╔══
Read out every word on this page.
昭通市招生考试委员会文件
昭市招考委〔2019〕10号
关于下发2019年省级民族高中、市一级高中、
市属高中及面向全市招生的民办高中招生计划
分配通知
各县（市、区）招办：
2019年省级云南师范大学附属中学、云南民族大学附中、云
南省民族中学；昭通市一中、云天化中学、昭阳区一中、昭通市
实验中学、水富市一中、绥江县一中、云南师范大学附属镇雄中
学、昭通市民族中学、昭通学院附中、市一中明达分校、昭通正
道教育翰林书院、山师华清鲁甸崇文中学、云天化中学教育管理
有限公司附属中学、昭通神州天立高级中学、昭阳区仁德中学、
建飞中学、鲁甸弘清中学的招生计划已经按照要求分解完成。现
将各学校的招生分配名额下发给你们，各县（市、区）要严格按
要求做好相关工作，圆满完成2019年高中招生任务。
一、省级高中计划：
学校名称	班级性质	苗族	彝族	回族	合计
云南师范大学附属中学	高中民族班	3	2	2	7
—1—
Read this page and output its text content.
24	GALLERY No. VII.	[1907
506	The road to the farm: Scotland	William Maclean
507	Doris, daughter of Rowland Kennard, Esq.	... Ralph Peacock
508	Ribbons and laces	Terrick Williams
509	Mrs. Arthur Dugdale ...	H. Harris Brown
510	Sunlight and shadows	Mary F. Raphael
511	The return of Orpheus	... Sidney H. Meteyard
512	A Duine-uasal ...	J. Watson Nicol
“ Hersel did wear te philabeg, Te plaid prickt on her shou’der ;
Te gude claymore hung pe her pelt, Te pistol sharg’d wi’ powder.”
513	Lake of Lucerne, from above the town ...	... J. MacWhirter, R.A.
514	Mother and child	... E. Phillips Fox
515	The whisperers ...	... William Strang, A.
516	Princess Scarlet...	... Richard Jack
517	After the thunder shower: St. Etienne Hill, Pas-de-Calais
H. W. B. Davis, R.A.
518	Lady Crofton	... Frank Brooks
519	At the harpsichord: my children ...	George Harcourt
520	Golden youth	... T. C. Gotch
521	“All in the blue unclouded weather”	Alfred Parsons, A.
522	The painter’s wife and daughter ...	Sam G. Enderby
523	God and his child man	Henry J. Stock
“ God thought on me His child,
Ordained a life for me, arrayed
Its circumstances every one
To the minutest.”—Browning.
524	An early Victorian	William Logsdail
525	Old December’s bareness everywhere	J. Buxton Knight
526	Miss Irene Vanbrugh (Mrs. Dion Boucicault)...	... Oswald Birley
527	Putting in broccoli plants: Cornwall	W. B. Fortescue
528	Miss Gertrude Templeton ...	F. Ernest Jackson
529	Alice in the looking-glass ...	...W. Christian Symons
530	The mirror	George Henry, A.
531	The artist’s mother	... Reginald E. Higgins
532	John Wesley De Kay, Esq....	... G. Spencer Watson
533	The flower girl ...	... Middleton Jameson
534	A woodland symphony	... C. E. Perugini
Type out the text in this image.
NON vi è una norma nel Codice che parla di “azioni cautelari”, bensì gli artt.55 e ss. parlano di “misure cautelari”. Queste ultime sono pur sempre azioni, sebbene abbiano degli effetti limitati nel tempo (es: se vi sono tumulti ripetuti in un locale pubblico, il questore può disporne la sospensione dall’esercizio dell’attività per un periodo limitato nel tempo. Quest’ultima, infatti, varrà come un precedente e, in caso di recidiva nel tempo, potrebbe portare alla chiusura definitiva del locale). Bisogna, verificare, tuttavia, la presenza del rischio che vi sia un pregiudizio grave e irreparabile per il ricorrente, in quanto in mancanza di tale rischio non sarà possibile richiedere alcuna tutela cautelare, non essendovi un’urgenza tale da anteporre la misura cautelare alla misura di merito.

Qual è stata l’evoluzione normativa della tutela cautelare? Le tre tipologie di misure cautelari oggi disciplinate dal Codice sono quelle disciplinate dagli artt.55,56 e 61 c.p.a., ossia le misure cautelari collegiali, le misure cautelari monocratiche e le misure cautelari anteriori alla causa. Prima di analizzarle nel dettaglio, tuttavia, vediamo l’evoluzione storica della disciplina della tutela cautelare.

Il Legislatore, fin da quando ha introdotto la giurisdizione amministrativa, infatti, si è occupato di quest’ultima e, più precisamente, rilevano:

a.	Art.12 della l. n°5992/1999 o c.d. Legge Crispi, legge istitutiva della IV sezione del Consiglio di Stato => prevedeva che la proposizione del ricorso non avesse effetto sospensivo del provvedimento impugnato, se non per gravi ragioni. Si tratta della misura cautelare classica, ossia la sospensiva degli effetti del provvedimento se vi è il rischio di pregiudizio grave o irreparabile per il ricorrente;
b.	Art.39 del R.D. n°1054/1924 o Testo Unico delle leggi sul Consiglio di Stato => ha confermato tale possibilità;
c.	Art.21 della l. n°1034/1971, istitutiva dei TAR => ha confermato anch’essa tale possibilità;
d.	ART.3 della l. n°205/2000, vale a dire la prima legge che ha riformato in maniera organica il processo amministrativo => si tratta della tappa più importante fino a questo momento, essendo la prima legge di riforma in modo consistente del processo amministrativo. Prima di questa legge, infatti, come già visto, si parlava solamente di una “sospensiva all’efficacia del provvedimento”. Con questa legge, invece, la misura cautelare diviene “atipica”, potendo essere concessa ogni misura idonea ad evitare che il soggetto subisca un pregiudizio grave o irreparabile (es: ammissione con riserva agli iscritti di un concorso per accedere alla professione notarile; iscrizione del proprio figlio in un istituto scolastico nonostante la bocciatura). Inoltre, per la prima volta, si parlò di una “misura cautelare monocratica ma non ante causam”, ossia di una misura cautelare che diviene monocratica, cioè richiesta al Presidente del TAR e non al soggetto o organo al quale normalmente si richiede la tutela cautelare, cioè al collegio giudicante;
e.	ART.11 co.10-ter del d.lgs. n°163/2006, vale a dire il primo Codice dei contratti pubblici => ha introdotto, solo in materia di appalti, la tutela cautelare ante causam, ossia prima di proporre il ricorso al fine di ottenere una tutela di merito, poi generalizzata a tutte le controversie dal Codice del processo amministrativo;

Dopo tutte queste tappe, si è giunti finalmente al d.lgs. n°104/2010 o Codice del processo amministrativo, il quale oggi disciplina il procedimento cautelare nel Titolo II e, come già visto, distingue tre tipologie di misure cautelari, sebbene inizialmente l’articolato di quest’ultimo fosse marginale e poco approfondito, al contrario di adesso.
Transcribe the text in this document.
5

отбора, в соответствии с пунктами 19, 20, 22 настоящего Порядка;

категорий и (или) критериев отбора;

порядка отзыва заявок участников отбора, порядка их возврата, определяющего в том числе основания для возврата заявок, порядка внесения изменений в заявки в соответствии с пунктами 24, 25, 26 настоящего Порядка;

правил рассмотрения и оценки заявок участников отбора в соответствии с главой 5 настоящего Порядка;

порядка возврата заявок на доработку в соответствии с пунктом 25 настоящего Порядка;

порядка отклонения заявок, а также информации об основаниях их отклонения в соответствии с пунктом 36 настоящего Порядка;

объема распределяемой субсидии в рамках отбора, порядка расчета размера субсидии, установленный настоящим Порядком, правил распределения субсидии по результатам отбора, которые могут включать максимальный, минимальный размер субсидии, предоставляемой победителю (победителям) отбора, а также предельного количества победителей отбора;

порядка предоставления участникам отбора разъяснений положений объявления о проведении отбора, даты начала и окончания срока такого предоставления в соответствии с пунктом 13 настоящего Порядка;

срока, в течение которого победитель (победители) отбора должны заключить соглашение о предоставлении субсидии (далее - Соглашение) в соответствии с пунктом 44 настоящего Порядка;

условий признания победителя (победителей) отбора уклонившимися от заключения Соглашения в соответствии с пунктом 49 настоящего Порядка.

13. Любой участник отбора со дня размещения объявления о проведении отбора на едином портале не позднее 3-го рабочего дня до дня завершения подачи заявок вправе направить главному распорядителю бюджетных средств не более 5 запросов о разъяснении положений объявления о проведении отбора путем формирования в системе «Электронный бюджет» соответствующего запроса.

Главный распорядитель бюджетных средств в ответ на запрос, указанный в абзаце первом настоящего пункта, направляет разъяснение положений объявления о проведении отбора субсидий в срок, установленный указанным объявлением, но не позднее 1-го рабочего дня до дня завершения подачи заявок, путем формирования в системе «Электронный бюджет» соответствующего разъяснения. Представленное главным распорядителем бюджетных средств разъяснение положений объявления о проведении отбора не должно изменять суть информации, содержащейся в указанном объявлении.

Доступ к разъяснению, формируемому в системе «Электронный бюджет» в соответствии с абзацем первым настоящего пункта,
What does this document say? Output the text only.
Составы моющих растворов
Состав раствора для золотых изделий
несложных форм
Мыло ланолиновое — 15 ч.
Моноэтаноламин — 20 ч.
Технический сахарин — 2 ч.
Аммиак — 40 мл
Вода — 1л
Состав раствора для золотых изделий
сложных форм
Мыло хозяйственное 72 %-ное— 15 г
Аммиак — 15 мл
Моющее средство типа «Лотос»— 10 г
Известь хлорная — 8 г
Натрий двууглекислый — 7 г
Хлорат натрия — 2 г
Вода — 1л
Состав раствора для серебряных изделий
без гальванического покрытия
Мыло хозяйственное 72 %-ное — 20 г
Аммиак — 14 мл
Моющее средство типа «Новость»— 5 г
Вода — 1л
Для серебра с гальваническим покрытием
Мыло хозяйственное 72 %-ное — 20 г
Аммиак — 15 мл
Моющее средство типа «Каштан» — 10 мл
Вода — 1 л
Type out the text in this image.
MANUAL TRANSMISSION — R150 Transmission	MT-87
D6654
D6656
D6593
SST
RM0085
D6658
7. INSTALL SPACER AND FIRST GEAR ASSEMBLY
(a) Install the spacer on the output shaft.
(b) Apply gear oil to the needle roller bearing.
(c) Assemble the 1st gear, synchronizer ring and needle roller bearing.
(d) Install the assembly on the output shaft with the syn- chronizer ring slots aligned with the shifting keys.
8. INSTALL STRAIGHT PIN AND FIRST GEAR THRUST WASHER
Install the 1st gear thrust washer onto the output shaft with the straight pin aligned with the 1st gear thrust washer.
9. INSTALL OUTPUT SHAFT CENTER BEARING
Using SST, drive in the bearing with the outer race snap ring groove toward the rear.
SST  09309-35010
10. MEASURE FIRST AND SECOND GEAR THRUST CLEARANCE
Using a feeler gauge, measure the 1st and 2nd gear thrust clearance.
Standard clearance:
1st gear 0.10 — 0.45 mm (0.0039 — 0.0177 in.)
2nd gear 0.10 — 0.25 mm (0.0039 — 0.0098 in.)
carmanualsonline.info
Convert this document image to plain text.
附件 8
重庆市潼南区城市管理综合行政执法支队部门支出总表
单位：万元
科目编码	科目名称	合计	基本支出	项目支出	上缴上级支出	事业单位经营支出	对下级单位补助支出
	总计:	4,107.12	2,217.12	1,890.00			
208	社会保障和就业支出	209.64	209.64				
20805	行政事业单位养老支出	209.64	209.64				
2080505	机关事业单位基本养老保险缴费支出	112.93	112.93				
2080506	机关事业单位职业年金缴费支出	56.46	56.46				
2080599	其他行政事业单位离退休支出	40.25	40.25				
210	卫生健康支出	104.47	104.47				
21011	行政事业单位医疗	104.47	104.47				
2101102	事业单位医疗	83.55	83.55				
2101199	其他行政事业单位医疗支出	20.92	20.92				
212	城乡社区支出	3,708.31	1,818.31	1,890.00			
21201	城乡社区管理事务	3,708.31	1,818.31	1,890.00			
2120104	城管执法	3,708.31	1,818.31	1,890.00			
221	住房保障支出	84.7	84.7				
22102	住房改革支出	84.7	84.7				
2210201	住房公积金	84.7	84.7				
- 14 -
╚══
§ **WHAT YOU SHOULD DO**: Examine the listing and say how many of its lines contain the string "with". Give the number alone.

§ **EXERCISE SOLUTION**: 3